TRECHO DA PÁGINA:
-----

Nesse caso, “imputabilidade é, pois, o conjunto de condições pessoais que dão ao agente capacidade para poder responder pelas consequências de uma conduta contrária ao dever; imputável é aquele que podia e devia ter agido de outro modo.”38 É inviável responsabilizar alguém pela prática de um ato danoso se, no momento em que o pratica, não tem capacidade de entender o caráter reprovável da sua conduta.

Todavia, não basta apenas a imputabilidade do agente para que o ato lhe possa ser imputado, exigindo, ainda, o elemento culpa, pressuposto básico da responsabilidade civil subjetiva.

Quanto à culpa, importante tecer algumas considerações quanto ao seu significado, já que esta pode ser compreendida em sentidos distintos. O artigo 186 do Código Civil, anteriormente transcrito, estabelece que, aquele que agir com culpa, violar direito e causar dano a outrem, comete ato ilícito. Nesse ínterim, pode-se dizer que neste artigo está presente a culpa lato sensu, a qual de acordo com Sérgio Cavalieri Filho:

Culpa lato sensu indica o elemento subjetivo da conduta humana, o aspecto intrínseco do comportamento, a questão mais relevante da responsabilidade subjetiva. E assim é porque a realização externa de um fato contrário ao dever jurídico deve responder a um ato interno de vontade que faça do agente a causa moral do resultado.39

Nesse viés, pode-se dizer que a culpa lato sensu abrange tanto o dolo como a culpa em sentido estrito. Por dolo, entende-se a conduta intencional, na qual o agente atua conscientemente de forma que deseja que ocorra o resultado antijurídico e assume o risco de produzí-lo, ou seja, é a vontade conscientemente dirigida à produção de um resultado ilícito.

37 GONÇALVES, Carlos Roberto. Direito Civil Brasileiro, volume 4: responsabilidade civil. 6. ed. São Paulo: Saraiva, 2011, p. 35.

38 FILHO, op. cit., p.40. 39 Ibid, p. 44.

Já a culpa em sentido estrito (culpa stricto sensu) não existe a intenção de lesar. A conduta é voluntária, assim como no dolo, mas o resultado alcançado não. O agente não deseja o resultado, mas acaba por atingí-lo ao agir sem o dever objetivo de cuidado, o qual revela-se pela imprudência, negligência ou imperícia.

-----

LISTAGEM DE DADOS:
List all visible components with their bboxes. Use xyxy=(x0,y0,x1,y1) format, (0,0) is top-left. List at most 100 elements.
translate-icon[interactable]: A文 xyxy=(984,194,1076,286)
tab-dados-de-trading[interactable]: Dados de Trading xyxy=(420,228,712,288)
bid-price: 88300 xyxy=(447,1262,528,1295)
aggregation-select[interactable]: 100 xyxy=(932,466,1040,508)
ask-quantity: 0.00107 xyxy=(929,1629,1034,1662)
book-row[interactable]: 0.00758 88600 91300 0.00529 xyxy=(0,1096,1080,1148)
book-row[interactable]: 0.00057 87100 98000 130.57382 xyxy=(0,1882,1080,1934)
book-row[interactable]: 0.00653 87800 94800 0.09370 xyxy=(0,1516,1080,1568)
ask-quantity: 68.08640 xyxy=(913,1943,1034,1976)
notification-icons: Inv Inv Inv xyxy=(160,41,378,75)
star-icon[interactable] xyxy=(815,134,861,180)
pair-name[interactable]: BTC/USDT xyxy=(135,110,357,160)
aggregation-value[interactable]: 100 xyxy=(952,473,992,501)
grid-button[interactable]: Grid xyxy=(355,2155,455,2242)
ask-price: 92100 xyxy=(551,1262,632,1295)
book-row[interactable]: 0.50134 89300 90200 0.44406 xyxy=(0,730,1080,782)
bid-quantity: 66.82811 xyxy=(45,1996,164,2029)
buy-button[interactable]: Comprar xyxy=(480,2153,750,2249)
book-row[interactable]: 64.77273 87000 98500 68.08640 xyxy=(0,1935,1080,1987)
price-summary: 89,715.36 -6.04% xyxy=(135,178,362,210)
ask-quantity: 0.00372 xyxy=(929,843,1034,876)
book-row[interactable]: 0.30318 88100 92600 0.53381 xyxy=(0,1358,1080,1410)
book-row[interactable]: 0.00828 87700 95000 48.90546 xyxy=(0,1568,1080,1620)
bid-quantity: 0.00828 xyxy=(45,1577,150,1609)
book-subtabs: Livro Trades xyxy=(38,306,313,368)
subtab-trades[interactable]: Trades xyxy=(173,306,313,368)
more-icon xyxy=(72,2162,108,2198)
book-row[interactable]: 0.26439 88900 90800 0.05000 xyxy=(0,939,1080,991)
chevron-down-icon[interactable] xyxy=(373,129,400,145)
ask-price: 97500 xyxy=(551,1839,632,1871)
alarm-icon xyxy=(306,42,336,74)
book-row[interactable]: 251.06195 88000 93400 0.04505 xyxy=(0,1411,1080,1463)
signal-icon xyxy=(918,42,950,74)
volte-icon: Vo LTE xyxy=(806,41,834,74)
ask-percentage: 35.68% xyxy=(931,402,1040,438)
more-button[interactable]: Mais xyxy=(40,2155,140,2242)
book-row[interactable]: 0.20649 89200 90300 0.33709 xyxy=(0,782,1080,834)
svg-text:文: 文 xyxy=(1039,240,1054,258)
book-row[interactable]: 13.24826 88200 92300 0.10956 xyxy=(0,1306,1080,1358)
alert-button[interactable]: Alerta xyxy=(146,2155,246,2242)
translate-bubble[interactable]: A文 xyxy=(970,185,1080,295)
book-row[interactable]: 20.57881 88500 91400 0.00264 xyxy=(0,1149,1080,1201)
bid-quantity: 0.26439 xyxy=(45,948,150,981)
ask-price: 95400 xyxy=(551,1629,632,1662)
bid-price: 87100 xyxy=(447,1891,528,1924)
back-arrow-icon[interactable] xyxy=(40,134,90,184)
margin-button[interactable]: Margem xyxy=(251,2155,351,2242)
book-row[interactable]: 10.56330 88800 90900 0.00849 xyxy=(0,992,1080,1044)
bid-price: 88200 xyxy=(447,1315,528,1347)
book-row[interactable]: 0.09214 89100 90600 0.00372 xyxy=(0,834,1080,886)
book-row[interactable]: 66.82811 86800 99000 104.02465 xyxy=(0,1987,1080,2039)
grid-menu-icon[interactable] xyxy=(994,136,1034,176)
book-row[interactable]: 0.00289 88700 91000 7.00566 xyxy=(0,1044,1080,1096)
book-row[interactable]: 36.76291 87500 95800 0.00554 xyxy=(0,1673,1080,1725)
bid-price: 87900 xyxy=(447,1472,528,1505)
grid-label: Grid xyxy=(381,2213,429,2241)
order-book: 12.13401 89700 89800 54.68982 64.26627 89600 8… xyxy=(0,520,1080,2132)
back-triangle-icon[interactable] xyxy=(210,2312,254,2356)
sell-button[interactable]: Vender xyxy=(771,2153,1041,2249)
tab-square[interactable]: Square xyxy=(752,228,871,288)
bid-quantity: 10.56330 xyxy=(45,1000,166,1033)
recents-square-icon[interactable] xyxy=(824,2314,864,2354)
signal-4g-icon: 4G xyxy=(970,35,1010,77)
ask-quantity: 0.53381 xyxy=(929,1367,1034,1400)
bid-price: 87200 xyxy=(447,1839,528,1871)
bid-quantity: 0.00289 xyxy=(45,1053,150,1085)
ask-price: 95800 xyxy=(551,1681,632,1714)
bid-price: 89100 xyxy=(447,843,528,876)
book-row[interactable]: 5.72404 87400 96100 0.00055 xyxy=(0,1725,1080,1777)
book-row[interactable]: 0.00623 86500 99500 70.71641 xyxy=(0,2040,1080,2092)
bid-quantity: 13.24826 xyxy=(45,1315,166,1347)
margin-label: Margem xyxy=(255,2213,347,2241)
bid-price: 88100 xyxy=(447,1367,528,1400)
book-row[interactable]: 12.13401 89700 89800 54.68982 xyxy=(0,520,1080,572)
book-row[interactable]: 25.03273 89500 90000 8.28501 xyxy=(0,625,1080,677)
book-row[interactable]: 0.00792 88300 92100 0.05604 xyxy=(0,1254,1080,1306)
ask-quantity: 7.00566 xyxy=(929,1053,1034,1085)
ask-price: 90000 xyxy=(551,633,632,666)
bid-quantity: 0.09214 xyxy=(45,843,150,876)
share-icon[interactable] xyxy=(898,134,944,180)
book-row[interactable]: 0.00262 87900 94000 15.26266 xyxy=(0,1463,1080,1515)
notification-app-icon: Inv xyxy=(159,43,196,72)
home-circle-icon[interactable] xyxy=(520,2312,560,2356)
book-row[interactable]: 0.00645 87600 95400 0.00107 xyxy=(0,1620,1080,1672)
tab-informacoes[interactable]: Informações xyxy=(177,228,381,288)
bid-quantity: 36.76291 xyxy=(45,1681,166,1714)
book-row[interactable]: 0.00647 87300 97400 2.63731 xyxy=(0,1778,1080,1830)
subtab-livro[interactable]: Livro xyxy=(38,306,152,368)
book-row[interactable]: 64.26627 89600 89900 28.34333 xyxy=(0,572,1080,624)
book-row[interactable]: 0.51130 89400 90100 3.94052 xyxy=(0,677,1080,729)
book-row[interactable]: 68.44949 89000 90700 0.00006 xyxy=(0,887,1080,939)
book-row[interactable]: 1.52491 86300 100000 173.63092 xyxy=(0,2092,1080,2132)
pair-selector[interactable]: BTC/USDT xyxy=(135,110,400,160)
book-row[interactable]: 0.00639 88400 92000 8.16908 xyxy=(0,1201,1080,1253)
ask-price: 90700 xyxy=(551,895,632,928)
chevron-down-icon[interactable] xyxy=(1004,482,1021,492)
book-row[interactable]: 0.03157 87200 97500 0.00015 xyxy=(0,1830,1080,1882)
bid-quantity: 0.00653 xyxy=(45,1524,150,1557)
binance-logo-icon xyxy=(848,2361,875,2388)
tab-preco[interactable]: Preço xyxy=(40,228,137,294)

-----

ORDEM DE TRABALHO 1:
Segundo o trecho sobre responsabilidade civil, o que a culpa lato sensu abrange?
ORDEM DE TRABALHO 2:
Reescreva de forma mais breve o parágrafo do trecho sobre responsabilidade civil que começa com "Nesse viés, pode-se dizer", mantendo seus fatos principais.
ORDEM DE TRABALHO 3:
Prossiga com o trecho sobre responsabilidade civil a partir do ponto em que ele termina.
Os registros não têm relação com o trecho sobre responsabilidade civil.

RESULTADO DO EXERCÍCIO 1:
Abrange tanto o dolo como a culpa em sentido estrito.

RESULTADO DO EXERCÍCIO 2:
A culpa lato sensu abrange o dolo e a culpa em sentido estrito. Dolo é a conduta intencional: o agente age conscientemente, deseja o resultado antijurídico e assume o risco de produzi-lo.

RESULTADO DO EXERCÍCIO 3:
Convém citar as palavras de Rui Stoco:

Quando existe a intenção deliberada de ofender o direito, ou de ocasionar prejuízo a outrem, há o dolo, isto é, o pleno conhecimento do mal e o direito proposito de o praticar. Se não houvesse esse intento deliberado, proposital, mas o prejuízo veio a surgir, por imprudência ou negligencia, existe a culpa (stricto sensu).40

No mesmo sentido, Sérgio Cavalieri Filho:

Tanto no dolo como na culpa há conduta voluntária do agente, só que no primeiro caso a conduta já nasce ilícita, porquanto a vontade de dirige à concretização de um resultado antijurídico – o dolo abrange a conduta e o efeito lesivo dele resultante -, enquanto que no segundo a conduta nasce lícita, tornando-se ilícita na medida em que se desvia dos padrões socialmente adequados. [...] Em suma, no dolo o agente quer a ação e o resultado, ao passo que na culpa ele só quer a ação, vindo a atingir o resultado por desvio acidental de conduta decorrente de falta de cuidado.41

Todavia, na seara da responsabilidade civil, não possui grande relevância a distinção entre dolo e culpa em sentido estrito, uma vez que o objetivo é reparar o dano sofrido pela vítima e não punir o agente culpado, medindo-se a indenização pela extensão do dano, e não pelo grau de culpa do agente.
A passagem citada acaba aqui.